> GIVEN REQUEST: Locate every line in the records below that holds the word "Visitor" and return each one.

> SUPPLIED RECORDS:
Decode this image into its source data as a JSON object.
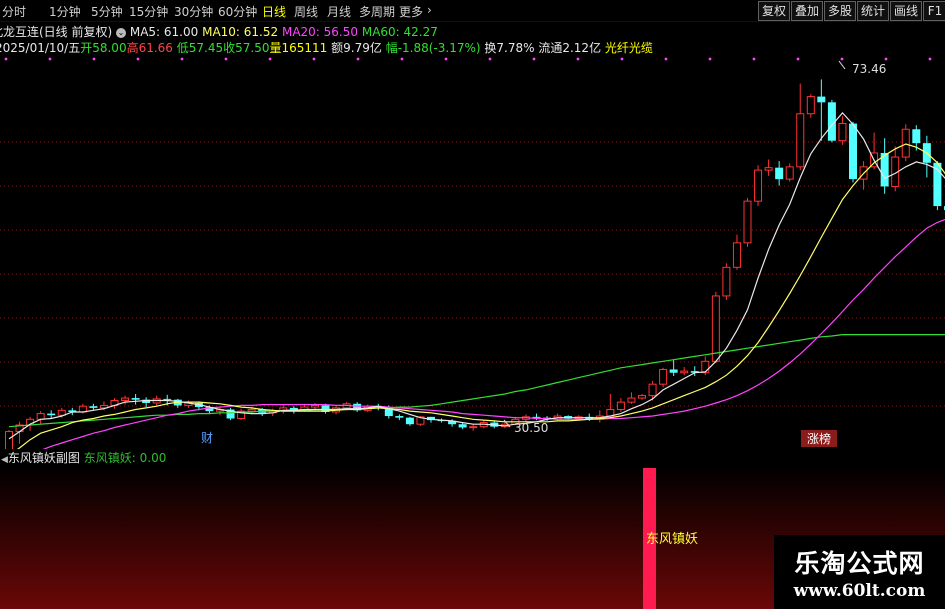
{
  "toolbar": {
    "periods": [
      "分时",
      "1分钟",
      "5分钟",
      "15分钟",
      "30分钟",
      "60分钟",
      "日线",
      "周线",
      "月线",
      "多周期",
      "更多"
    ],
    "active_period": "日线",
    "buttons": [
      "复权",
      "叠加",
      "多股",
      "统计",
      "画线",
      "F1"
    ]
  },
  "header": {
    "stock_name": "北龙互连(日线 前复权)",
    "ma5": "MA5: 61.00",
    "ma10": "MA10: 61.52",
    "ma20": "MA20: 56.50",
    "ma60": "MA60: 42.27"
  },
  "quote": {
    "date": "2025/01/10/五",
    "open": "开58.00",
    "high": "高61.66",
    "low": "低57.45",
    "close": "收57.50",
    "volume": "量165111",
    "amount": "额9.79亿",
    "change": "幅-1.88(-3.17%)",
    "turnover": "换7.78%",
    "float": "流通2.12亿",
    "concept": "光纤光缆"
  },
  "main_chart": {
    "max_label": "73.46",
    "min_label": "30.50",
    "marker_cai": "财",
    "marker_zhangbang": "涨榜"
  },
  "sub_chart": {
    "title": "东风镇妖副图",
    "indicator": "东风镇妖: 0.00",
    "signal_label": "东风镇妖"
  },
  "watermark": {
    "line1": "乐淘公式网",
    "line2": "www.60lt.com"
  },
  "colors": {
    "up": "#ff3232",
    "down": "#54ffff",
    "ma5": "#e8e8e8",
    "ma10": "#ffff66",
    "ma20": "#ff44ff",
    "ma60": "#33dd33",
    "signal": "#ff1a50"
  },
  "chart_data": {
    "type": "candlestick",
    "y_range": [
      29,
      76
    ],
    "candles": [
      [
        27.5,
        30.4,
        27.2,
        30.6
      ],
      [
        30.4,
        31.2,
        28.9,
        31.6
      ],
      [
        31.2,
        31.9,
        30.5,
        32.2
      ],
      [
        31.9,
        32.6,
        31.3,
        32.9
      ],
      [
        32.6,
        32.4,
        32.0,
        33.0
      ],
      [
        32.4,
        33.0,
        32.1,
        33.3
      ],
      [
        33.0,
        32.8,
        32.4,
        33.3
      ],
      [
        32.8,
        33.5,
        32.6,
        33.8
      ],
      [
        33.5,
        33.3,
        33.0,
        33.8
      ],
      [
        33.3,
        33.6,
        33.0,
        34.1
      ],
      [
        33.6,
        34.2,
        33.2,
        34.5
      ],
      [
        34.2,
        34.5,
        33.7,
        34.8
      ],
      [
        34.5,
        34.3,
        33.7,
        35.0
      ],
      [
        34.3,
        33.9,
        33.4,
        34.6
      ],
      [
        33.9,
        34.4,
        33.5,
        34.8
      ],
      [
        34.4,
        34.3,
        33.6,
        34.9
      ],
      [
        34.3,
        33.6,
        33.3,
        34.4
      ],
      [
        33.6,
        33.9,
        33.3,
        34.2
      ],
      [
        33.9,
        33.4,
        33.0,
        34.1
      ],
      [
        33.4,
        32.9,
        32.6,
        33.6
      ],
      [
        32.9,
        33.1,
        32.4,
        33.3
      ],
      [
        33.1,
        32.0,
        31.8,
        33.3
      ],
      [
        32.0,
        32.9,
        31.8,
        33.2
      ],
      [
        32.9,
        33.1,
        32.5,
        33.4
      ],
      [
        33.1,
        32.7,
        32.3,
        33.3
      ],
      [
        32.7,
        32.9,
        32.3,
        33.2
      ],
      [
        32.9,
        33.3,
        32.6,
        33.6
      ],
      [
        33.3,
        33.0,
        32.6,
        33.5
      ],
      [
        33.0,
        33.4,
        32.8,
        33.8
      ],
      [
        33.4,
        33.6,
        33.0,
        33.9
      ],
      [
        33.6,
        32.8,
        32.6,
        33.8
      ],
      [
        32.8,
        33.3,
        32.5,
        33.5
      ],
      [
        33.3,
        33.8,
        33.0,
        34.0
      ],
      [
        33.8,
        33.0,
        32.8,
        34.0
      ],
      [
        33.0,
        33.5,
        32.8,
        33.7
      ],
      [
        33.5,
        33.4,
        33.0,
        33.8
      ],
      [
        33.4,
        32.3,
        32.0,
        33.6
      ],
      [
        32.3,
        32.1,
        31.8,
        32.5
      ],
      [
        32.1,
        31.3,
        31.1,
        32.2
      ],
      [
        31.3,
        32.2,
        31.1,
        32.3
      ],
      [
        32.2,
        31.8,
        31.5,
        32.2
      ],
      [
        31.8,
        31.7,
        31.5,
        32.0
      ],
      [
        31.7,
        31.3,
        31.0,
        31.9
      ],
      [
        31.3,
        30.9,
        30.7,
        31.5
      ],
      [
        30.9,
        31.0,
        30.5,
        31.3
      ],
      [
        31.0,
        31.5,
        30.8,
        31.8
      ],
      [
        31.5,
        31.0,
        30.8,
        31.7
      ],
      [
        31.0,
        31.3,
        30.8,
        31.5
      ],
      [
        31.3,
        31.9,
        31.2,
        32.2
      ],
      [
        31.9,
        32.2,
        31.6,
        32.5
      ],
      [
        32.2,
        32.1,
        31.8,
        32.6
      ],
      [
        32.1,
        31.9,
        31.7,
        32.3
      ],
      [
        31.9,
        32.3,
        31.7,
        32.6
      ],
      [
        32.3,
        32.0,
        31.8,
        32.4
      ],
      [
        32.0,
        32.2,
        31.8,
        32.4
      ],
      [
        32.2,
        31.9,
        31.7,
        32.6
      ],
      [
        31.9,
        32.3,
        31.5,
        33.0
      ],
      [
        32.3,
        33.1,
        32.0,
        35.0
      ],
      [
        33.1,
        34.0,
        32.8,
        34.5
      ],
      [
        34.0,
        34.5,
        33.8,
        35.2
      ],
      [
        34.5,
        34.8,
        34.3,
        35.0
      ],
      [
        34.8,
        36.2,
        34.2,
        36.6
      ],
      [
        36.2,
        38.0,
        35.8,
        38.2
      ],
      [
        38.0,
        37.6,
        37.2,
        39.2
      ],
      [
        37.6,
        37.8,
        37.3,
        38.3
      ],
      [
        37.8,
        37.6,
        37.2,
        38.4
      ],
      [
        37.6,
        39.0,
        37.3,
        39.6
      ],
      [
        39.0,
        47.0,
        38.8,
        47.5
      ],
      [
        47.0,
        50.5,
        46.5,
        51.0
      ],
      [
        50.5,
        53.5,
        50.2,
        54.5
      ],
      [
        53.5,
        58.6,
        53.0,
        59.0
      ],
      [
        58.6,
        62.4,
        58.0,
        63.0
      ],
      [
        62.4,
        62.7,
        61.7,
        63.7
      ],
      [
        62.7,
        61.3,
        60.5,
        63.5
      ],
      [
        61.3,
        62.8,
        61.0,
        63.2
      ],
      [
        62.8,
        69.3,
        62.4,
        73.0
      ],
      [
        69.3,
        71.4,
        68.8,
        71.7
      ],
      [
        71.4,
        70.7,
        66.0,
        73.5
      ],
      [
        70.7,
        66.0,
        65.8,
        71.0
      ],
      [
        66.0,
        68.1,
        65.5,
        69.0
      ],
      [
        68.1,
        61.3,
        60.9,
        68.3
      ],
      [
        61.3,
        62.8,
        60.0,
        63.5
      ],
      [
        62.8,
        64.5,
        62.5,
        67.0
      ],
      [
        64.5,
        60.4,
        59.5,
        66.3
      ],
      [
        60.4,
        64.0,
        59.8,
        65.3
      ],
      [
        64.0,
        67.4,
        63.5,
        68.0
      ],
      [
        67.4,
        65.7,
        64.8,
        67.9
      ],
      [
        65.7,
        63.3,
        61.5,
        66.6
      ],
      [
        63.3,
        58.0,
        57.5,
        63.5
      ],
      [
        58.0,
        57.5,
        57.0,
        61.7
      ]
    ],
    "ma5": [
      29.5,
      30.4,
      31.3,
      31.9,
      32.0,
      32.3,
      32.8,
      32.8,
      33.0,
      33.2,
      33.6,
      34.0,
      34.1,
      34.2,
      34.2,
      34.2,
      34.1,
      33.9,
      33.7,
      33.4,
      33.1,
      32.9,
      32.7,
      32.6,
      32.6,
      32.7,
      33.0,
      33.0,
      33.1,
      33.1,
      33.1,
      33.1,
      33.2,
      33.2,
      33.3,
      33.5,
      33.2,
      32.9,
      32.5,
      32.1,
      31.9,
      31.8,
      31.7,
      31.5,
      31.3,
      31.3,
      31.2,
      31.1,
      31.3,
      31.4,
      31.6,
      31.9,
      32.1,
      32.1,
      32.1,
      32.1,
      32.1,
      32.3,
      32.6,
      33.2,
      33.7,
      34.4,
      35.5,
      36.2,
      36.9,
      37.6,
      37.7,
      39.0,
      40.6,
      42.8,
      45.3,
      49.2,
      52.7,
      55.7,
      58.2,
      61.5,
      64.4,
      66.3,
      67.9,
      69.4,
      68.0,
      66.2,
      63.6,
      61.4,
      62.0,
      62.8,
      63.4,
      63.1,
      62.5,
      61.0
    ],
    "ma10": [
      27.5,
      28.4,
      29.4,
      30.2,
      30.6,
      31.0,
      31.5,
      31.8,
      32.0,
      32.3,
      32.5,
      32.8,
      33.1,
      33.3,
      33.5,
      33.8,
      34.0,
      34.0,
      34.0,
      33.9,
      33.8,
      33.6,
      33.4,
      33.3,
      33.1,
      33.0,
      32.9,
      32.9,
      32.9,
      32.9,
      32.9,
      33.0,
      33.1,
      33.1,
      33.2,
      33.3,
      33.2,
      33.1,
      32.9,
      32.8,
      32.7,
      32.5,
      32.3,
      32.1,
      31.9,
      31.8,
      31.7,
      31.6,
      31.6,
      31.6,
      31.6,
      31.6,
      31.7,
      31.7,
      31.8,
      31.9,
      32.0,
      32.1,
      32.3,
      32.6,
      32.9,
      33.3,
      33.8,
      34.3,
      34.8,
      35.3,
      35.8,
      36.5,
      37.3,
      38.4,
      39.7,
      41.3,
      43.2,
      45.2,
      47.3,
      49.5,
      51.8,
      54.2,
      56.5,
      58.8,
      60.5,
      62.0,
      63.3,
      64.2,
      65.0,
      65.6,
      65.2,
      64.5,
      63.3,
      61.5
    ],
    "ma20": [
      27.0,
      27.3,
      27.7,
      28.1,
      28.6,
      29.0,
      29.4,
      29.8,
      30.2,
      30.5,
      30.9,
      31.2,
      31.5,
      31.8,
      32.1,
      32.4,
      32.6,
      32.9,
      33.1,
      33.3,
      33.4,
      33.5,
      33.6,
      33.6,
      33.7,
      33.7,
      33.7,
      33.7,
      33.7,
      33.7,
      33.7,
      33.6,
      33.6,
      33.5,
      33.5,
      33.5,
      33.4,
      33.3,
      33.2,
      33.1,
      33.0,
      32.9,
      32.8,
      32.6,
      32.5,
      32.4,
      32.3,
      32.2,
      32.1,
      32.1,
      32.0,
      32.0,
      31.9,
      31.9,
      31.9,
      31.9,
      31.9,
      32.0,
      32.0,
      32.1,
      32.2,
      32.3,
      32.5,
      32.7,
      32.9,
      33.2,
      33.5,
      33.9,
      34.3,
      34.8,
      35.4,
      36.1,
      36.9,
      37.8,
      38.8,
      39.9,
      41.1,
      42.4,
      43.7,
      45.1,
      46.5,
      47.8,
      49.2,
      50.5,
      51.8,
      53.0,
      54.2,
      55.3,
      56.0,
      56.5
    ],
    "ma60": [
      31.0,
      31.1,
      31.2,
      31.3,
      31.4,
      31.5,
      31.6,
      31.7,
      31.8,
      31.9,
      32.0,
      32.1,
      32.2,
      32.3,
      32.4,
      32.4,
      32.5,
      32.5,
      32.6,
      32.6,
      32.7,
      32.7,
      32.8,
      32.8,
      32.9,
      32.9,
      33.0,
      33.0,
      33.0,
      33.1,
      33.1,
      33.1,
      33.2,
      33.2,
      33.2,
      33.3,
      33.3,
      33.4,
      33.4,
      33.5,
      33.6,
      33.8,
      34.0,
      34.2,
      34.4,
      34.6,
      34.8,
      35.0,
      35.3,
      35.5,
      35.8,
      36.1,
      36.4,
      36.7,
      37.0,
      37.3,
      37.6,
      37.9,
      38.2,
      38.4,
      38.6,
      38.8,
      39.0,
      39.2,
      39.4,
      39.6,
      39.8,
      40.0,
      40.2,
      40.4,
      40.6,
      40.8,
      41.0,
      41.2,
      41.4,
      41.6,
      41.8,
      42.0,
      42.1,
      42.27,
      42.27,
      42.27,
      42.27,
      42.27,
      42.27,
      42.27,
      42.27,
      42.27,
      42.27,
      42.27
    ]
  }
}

...

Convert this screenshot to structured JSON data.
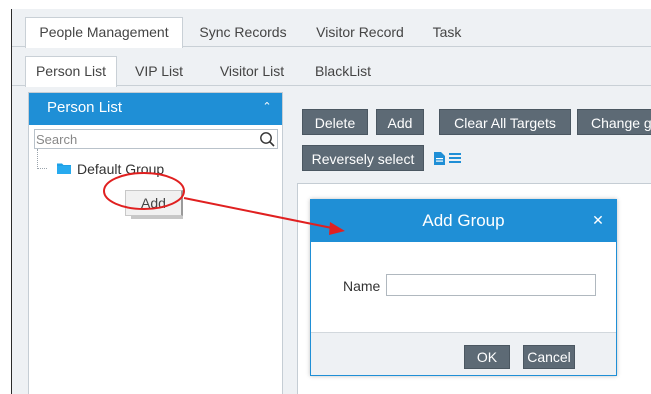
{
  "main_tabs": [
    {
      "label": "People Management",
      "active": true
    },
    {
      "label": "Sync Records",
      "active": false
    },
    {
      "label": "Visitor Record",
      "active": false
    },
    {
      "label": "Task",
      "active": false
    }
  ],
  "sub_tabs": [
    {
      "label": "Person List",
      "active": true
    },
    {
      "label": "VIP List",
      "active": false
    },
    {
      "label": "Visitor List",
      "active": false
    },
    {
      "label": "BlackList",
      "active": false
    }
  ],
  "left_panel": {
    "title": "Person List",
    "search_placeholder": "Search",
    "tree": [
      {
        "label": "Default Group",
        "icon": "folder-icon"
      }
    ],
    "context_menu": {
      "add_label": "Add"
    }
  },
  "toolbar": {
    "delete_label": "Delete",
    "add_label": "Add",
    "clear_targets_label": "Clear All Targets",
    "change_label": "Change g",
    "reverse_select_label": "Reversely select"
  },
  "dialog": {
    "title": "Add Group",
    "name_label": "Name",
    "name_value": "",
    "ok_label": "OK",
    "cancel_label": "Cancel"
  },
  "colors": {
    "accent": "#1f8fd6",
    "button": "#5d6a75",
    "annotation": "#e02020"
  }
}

> RESULT FOR THIS EXERCISE:
      "label": "Visitor Record",
      "label": "Visitor List",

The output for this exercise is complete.